* Exercise: Filter the entries and keep only the lines where the string "label" appears.

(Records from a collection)
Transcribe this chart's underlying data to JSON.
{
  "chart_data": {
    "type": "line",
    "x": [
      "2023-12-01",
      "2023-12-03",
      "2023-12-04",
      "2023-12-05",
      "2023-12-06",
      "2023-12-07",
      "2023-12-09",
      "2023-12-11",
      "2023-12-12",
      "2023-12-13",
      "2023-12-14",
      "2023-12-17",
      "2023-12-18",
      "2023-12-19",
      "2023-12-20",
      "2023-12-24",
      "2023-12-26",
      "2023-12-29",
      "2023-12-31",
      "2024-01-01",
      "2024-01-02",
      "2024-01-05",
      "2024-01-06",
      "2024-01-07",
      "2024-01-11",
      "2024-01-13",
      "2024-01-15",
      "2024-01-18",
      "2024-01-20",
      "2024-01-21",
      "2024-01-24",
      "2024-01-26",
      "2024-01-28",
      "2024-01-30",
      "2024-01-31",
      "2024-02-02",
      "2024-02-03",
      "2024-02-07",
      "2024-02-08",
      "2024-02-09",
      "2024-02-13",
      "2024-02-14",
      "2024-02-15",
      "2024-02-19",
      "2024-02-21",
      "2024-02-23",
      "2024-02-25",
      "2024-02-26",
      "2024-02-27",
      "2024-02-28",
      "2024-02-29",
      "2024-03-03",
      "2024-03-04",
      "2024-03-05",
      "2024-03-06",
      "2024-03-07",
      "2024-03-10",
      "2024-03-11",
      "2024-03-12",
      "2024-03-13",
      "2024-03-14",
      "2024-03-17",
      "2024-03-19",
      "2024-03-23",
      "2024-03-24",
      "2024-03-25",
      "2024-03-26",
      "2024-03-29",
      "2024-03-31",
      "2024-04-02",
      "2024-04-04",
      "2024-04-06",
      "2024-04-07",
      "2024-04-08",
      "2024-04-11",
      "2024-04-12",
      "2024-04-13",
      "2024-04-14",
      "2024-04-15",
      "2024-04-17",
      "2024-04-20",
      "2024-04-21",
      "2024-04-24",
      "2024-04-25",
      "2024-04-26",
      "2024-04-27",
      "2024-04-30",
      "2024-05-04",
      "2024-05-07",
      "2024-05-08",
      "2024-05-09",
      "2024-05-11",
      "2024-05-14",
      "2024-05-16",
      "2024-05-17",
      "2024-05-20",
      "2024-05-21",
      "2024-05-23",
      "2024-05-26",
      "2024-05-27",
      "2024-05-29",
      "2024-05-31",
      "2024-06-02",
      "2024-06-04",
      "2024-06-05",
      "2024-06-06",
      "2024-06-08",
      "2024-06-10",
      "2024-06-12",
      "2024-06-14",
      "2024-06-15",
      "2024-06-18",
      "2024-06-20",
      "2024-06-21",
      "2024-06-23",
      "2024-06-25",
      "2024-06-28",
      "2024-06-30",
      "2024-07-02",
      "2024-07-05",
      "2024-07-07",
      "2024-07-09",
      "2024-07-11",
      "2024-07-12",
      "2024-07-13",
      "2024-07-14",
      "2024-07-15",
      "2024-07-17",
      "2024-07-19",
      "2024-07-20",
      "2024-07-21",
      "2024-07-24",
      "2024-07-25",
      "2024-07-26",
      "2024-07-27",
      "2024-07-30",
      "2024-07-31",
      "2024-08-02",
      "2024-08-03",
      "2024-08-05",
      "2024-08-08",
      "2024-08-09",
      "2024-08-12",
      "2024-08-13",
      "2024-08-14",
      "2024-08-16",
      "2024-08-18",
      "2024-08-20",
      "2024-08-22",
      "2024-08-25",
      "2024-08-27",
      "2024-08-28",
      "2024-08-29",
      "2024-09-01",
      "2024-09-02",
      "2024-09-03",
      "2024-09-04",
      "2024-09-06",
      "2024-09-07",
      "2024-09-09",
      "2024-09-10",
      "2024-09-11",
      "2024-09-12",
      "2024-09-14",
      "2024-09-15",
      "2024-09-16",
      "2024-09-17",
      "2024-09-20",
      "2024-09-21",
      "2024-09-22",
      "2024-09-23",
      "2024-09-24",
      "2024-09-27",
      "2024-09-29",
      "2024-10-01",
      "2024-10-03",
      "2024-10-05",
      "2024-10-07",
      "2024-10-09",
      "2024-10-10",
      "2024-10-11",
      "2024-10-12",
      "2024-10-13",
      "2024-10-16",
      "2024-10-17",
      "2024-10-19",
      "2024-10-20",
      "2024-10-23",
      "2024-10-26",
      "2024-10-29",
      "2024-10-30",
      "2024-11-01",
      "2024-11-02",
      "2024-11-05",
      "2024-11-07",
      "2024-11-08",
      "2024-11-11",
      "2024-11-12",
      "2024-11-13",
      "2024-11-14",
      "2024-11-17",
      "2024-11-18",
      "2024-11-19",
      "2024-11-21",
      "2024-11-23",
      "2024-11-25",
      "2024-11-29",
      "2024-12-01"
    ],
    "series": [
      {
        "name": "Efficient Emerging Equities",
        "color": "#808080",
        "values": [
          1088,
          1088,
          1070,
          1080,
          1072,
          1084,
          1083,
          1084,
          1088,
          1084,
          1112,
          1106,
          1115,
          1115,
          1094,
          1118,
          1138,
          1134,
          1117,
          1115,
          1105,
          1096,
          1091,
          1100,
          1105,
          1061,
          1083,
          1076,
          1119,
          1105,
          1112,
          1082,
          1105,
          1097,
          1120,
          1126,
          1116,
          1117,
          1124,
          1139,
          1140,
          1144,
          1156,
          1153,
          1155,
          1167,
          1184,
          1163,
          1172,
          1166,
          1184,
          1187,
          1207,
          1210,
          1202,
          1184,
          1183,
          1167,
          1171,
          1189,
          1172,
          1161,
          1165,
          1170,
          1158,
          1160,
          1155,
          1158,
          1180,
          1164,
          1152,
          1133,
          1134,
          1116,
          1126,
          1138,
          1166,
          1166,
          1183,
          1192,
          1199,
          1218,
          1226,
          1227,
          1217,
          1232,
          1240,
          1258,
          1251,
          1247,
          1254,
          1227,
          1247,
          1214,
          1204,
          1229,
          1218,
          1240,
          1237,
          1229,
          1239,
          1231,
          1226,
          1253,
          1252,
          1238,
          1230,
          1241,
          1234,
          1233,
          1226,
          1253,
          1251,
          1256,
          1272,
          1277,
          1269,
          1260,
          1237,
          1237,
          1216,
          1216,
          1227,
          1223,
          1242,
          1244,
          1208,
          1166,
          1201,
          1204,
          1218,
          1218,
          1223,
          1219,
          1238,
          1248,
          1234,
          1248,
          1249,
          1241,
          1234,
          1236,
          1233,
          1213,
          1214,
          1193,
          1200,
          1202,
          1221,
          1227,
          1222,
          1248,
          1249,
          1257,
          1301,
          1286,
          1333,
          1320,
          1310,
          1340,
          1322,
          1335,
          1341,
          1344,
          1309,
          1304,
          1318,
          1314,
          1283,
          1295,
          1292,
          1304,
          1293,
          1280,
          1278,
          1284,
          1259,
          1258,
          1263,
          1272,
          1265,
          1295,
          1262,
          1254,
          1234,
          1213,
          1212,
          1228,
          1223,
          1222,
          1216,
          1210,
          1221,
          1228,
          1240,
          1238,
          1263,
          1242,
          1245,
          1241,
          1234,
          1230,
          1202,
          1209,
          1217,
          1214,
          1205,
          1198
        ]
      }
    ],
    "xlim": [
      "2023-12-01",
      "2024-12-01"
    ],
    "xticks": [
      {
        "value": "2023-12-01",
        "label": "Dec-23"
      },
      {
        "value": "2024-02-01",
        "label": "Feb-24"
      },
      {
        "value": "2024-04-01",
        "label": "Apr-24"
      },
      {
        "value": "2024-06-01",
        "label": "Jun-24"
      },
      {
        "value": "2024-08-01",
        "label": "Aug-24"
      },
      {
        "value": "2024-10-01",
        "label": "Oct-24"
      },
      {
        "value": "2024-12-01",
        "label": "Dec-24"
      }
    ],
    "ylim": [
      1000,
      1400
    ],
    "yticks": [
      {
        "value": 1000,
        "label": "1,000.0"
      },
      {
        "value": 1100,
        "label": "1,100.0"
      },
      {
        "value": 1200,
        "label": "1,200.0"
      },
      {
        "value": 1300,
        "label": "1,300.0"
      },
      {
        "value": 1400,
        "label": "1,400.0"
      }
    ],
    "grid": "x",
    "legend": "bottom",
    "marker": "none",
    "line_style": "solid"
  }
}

* Result of this exercise:
        "label": "Dec-23"
        "label": "Feb-24"
        "label": "Apr-24"
        "label": "Jun-24"
        "label": "Aug-24"
        "label": "Oct-24"
        "label": "Dec-24"
        "label": "1,000.0"
        "label": "1,100.0"
        "label": "1,200.0"
        "label": "1,300.0"
        "label": "1,400.0"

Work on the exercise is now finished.